**EXERCISE AIM:** Transcribe all of the data exactly. Omit the pictures.

**PROVIDED INFORMATION:**
## Start

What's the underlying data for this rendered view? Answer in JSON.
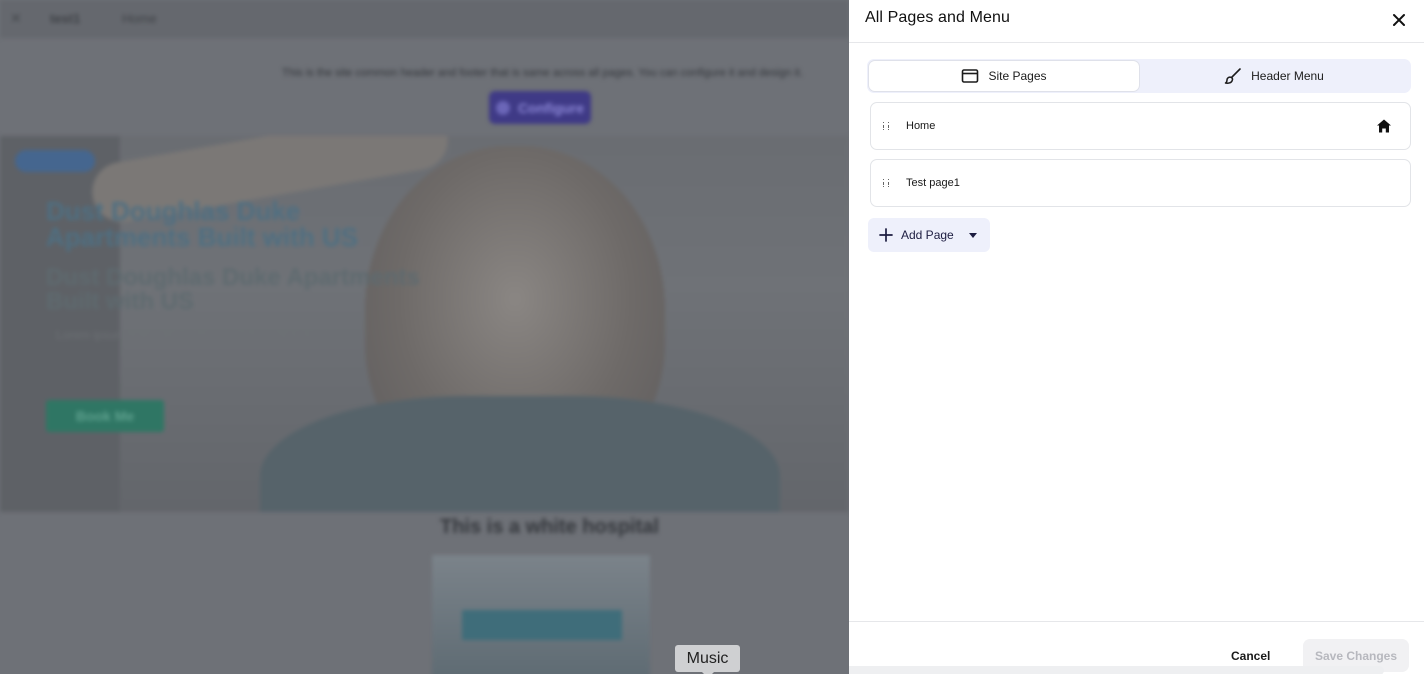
{
  "background": {
    "breadcrumb_site": "test1",
    "breadcrumb_page": "Home",
    "notice": "This is the site common header and footer that is same across all pages. You can configure it and design it.",
    "configure_label": "Configure",
    "hero_title": "Dust Doughlas Duke Apartments Built with US",
    "hero_title_2": "Dust Doughlas Duke Apartments Built with US",
    "hero_sub": "Lorem ipsum dolor sit amet consectetur adipiscing",
    "book_label": "Book Me",
    "below_title": "This is a white hospital"
  },
  "tooltip": {
    "text": "Music"
  },
  "drawer": {
    "title": "All Pages and Menu",
    "tabs": [
      {
        "label": "Site Pages",
        "icon": "browser-window-icon",
        "active": true
      },
      {
        "label": "Header Menu",
        "icon": "paintbrush-icon",
        "active": false
      }
    ],
    "pages": [
      {
        "label": "Home",
        "is_home": true
      },
      {
        "label": "Test page1",
        "is_home": false
      }
    ],
    "add_page_label": "Add Page",
    "footer": {
      "cancel_label": "Cancel",
      "save_label": "Save Changes"
    }
  },
  "colors": {
    "accent_bg": "#eef0fb",
    "overlay": "#6f7278",
    "disabled_text": "#b7b8be"
  }
}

## End

**TASK ANSWER:**
What's the underlying data for this rendered view? Answer in JSON.
{
  "background": {
    "breadcrumb_site": "test1",
    "breadcrumb_page": "Home",
    "notice": "This is the site common header and footer that is same across all pages. You can configure it and design it.",
    "configure_label": "Configure",
    "hero_title": "Dust Doughlas Duke Apartments Built with US",
    "hero_title_2": "Dust Doughlas Duke Apartments Built with US",
    "hero_sub": "Lorem ipsum dolor sit amet consectetur adipiscing",
    "book_label": "Book Me",
    "below_title": "This is a white hospital"
  },
  "tooltip": {
    "text": "Music"
  },
  "drawer": {
    "title": "All Pages and Menu",
    "tabs": [
      {
        "label": "Site Pages",
        "icon": "browser-window-icon",
        "active": true
      },
      {
        "label": "Header Menu",
        "icon": "paintbrush-icon",
        "active": false
      }
    ],
    "pages": [
      {
        "label": "Home",
        "is_home": true
      },
      {
        "label": "Test page1",
        "is_home": false
      }
    ],
    "add_page_label": "Add Page",
    "footer": {
      "cancel_label": "Cancel",
      "save_label": "Save Changes"
    }
  },
  "colors": {
    "accent_bg": "#eef0fb",
    "overlay": "#6f7278",
    "disabled_text": "#b7b8be"
  }
}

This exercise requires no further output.